• Given instruction: Make an exact copy of the records, dropping all pictures.

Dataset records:
※
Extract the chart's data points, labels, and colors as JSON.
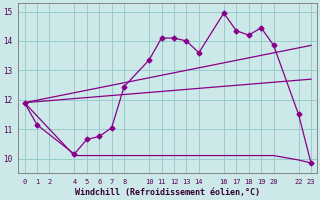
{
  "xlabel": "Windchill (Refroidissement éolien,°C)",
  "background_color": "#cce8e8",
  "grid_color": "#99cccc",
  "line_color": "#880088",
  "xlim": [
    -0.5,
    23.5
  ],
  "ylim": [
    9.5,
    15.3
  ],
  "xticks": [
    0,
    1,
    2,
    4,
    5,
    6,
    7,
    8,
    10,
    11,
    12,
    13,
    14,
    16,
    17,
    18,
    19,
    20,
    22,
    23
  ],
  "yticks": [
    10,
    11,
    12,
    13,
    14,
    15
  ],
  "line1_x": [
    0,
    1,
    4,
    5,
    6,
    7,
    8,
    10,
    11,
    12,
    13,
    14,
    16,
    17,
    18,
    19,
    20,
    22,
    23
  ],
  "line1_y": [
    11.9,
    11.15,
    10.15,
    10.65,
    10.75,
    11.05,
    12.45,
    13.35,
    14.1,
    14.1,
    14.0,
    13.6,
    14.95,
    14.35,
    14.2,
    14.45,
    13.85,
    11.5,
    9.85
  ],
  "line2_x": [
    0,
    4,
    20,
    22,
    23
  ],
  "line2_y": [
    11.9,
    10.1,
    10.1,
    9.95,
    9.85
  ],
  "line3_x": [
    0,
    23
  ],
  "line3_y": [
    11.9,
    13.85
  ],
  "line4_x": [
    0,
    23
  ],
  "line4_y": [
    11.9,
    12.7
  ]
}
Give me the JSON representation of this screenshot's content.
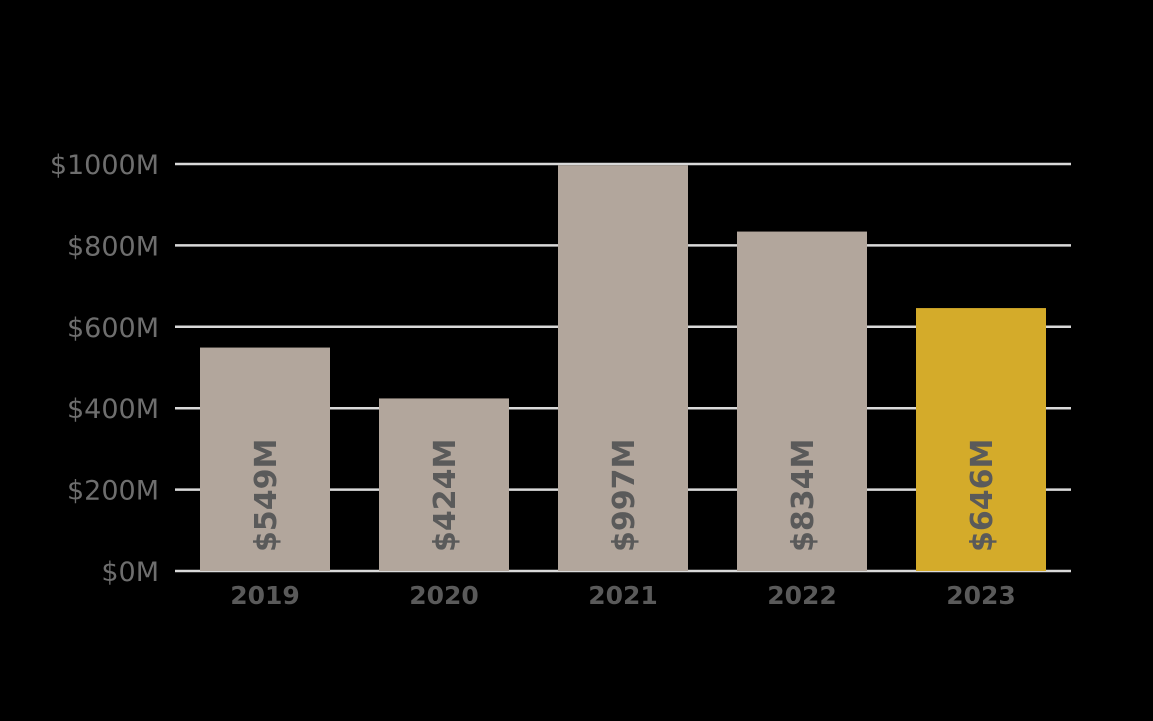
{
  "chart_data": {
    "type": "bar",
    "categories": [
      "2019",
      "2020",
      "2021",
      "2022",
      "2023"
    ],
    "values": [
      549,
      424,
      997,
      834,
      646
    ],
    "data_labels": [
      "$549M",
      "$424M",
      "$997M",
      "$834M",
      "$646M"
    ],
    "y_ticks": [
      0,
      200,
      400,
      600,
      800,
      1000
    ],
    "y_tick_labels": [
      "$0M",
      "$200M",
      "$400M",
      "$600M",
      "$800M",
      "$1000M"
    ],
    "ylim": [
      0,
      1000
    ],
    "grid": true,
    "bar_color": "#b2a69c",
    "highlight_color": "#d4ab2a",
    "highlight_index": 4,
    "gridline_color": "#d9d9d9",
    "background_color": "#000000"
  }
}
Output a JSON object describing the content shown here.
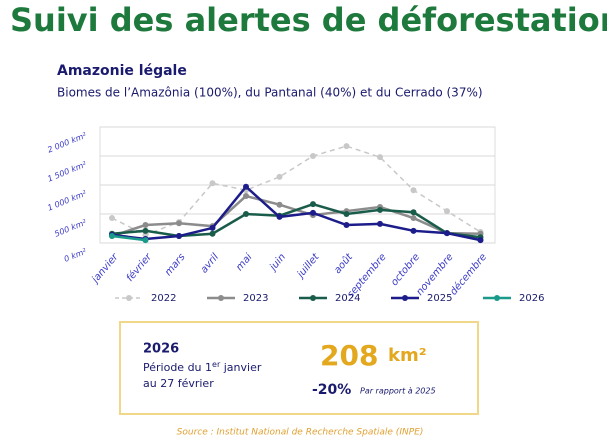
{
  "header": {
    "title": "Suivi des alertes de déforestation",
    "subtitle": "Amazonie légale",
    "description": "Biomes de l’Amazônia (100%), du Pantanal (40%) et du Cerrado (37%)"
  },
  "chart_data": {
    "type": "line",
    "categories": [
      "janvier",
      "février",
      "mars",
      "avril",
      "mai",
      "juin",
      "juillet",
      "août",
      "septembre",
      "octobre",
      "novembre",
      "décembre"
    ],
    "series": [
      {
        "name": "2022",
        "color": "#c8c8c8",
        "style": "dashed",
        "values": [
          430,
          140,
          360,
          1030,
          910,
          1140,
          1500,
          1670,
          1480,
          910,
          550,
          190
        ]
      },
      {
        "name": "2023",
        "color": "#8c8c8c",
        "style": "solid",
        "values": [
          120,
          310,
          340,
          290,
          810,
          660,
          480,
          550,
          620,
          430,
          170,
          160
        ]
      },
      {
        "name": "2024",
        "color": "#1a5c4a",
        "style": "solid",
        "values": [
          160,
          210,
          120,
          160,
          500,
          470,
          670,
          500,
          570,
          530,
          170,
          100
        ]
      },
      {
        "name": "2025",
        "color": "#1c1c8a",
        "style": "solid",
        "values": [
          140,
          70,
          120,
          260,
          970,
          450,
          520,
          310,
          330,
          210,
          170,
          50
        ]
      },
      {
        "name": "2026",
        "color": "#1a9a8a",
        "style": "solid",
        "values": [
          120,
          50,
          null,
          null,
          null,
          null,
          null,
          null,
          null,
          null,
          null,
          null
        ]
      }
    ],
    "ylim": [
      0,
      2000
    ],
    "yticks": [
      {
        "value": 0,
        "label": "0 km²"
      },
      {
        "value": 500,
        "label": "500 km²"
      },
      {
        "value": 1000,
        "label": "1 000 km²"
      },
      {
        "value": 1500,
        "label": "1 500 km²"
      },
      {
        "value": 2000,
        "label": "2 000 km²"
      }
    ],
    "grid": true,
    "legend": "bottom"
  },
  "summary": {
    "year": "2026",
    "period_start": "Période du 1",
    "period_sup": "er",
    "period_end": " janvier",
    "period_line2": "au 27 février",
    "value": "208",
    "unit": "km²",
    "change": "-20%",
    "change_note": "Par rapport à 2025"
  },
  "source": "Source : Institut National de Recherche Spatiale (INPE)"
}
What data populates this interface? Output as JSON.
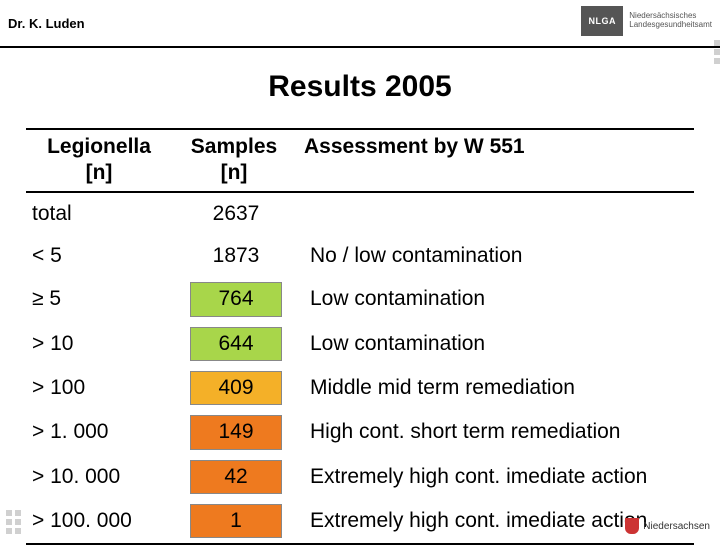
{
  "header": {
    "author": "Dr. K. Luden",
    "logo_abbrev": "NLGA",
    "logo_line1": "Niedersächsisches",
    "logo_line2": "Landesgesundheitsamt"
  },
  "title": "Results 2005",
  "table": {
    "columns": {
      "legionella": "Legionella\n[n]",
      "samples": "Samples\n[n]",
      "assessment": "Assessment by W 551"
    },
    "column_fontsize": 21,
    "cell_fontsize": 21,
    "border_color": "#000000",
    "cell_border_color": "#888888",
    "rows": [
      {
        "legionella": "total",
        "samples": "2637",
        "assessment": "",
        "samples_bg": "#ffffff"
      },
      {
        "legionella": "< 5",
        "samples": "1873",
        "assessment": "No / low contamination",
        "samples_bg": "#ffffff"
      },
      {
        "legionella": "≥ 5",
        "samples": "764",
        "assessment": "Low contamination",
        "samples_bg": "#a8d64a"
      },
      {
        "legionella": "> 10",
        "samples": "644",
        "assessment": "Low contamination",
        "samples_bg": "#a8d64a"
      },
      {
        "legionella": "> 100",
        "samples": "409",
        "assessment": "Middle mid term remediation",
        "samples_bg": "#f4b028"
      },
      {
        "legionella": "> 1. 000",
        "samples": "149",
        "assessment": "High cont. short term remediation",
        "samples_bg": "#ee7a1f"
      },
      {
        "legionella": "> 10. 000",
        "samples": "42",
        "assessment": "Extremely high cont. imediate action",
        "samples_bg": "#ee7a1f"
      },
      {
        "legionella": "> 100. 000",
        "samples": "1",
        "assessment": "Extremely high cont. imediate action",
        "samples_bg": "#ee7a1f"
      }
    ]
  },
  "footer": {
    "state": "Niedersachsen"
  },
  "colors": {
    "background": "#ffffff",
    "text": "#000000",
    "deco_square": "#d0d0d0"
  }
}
※
• Answer in full:
Extract the chart's data points, labels, and colors as JSON.
{
  "xlabel": "Windchill (Refroidissement éolien,°C)",
  "background_color": "#cce8e8",
  "grid_color": "#99cccc",
  "line_color": "#880088",
  "xlim": [
    -0.5,
    23.5
  ],
  "ylim": [
    9.5,
    15.3
  ],
  "xticks": [
    0,
    1,
    2,
    4,
    5,
    6,
    7,
    8,
    10,
    11,
    12,
    13,
    14,
    16,
    17,
    18,
    19,
    20,
    22,
    23
  ],
  "yticks": [
    10,
    11,
    12,
    13,
    14,
    15
  ],
  "line1_x": [
    0,
    1,
    4,
    5,
    6,
    7,
    8,
    10,
    11,
    12,
    13,
    14,
    16,
    17,
    18,
    19,
    20,
    22,
    23
  ],
  "line1_y": [
    11.9,
    11.15,
    10.15,
    10.65,
    10.75,
    11.05,
    12.45,
    13.35,
    14.1,
    14.1,
    14.0,
    13.6,
    14.95,
    14.35,
    14.2,
    14.45,
    13.85,
    11.5,
    9.85
  ],
  "line2_x": [
    0,
    4,
    20,
    22,
    23
  ],
  "line2_y": [
    11.9,
    10.1,
    10.1,
    9.95,
    9.85
  ],
  "line3_x": [
    0,
    23
  ],
  "line3_y": [
    11.9,
    13.85
  ],
  "line4_x": [
    0,
    23
  ],
  "line4_y": [
    11.9,
    12.7
  ]
}
Give me the JSON representation of this screenshot's content.
{
  "chart_data": {
    "type": "bar",
    "categories": [
      "2019",
      "2020",
      "2021",
      "2022",
      "2023"
    ],
    "values": [
      549,
      424,
      997,
      834,
      646
    ],
    "data_labels": [
      "$549M",
      "$424M",
      "$997M",
      "$834M",
      "$646M"
    ],
    "y_ticks": [
      0,
      200,
      400,
      600,
      800,
      1000
    ],
    "y_tick_labels": [
      "$0M",
      "$200M",
      "$400M",
      "$600M",
      "$800M",
      "$1000M"
    ],
    "ylim": [
      0,
      1000
    ],
    "grid": true,
    "bar_color": "#b2a69c",
    "highlight_color": "#d4ab2a",
    "highlight_index": 4,
    "gridline_color": "#d9d9d9",
    "background_color": "#000000"
  }
}
Output a JSON object describing the content shown here.
{
  "header": {
    "title": "Suivi des alertes de déforestation",
    "subtitle": "Amazonie légale",
    "description": "Biomes de l’Amazônia (100%), du Pantanal (40%) et du Cerrado (37%)"
  },
  "chart_data": {
    "type": "line",
    "categories": [
      "janvier",
      "février",
      "mars",
      "avril",
      "mai",
      "juin",
      "juillet",
      "août",
      "septembre",
      "octobre",
      "novembre",
      "décembre"
    ],
    "series": [
      {
        "name": "2022",
        "color": "#c8c8c8",
        "style": "dashed",
        "values": [
          430,
          140,
          360,
          1030,
          910,
          1140,
          1500,
          1670,
          1480,
          910,
          550,
          190
        ]
      },
      {
        "name": "2023",
        "color": "#8c8c8c",
        "style": "solid",
        "values": [
          120,
          310,
          340,
          290,
          810,
          660,
          480,
          550,
          620,
          430,
          170,
          160
        ]
      },
      {
        "name": "2024",
        "color": "#1a5c4a",
        "style": "solid",
        "values": [
          160,
          210,
          120,
          160,
          500,
          470,
          670,
          500,
          570,
          530,
          170,
          100
        ]
      },
      {
        "name": "2025",
        "color": "#1c1c8a",
        "style": "solid",
        "values": [
          140,
          70,
          120,
          260,
          970,
          450,
          520,
          310,
          330,
          210,
          170,
          50
        ]
      },
      {
        "name": "2026",
        "color": "#1a9a8a",
        "style": "solid",
        "values": [
          120,
          50,
          null,
          null,
          null,
          null,
          null,
          null,
          null,
          null,
          null,
          null
        ]
      }
    ],
    "ylim": [
      0,
      2000
    ],
    "yticks": [
      {
        "value": 0,
        "label": "0 km²"
      },
      {
        "value": 500,
        "label": "500 km²"
      },
      {
        "value": 1000,
        "label": "1 000 km²"
      },
      {
        "value": 1500,
        "label": "1 500 km²"
      },
      {
        "value": 2000,
        "label": "2 000 km²"
      }
    ],
    "grid": true,
    "legend": "bottom"
  },
  "summary": {
    "year": "2026",
    "period_start": "Période du 1",
    "period_sup": "er",
    "period_end": " janvier",
    "period_line2": "au 27 février",
    "value": "208",
    "unit": "km²",
    "change": "-20%",
    "change_note": "Par rapport à 2025"
  },
  "source": "Source : Institut National de Recherche Spatiale (INPE)"
}
What data populates this interface? Output as JSON.
{
  "header": {
    "author": "Dr. K. Luden",
    "logo_abbrev": "NLGA",
    "logo_line1": "Niedersächsisches",
    "logo_line2": "Landesgesundheitsamt"
  },
  "title": "Results 2005",
  "table": {
    "columns": {
      "legionella": "Legionella\n[n]",
      "samples": "Samples\n[n]",
      "assessment": "Assessment by W 551"
    },
    "column_fontsize": 21,
    "cell_fontsize": 21,
    "border_color": "#000000",
    "cell_border_color": "#888888",
    "rows": [
      {
        "legionella": "total",
        "samples": "2637",
        "assessment": "",
        "samples_bg": "#ffffff"
      },
      {
        "legionella": "< 5",
        "samples": "1873",
        "assessment": "No / low contamination",
        "samples_bg": "#ffffff"
      },
      {
        "legionella": "≥ 5",
        "samples": "764",
        "assessment": "Low contamination",
        "samples_bg": "#a8d64a"
      },
      {
        "legionella": "> 10",
        "samples": "644",
        "assessment": "Low contamination",
        "samples_bg": "#a8d64a"
      },
      {
        "legionella": "> 100",
        "samples": "409",
        "assessment": "Middle mid term remediation",
        "samples_bg": "#f4b028"
      },
      {
        "legionella": "> 1. 000",
        "samples": "149",
        "assessment": "High cont. short term remediation",
        "samples_bg": "#ee7a1f"
      },
      {
        "legionella": "> 10. 000",
        "samples": "42",
        "assessment": "Extremely high cont. imediate action",
        "samples_bg": "#ee7a1f"
      },
      {
        "legionella": "> 100. 000",
        "samples": "1",
        "assessment": "Extremely high cont. imediate action",
        "samples_bg": "#ee7a1f"
      }
    ]
  },
  "footer": {
    "state": "Niedersachsen"
  },
  "colors": {
    "background": "#ffffff",
    "text": "#000000",
    "deco_square": "#d0d0d0"
  }
}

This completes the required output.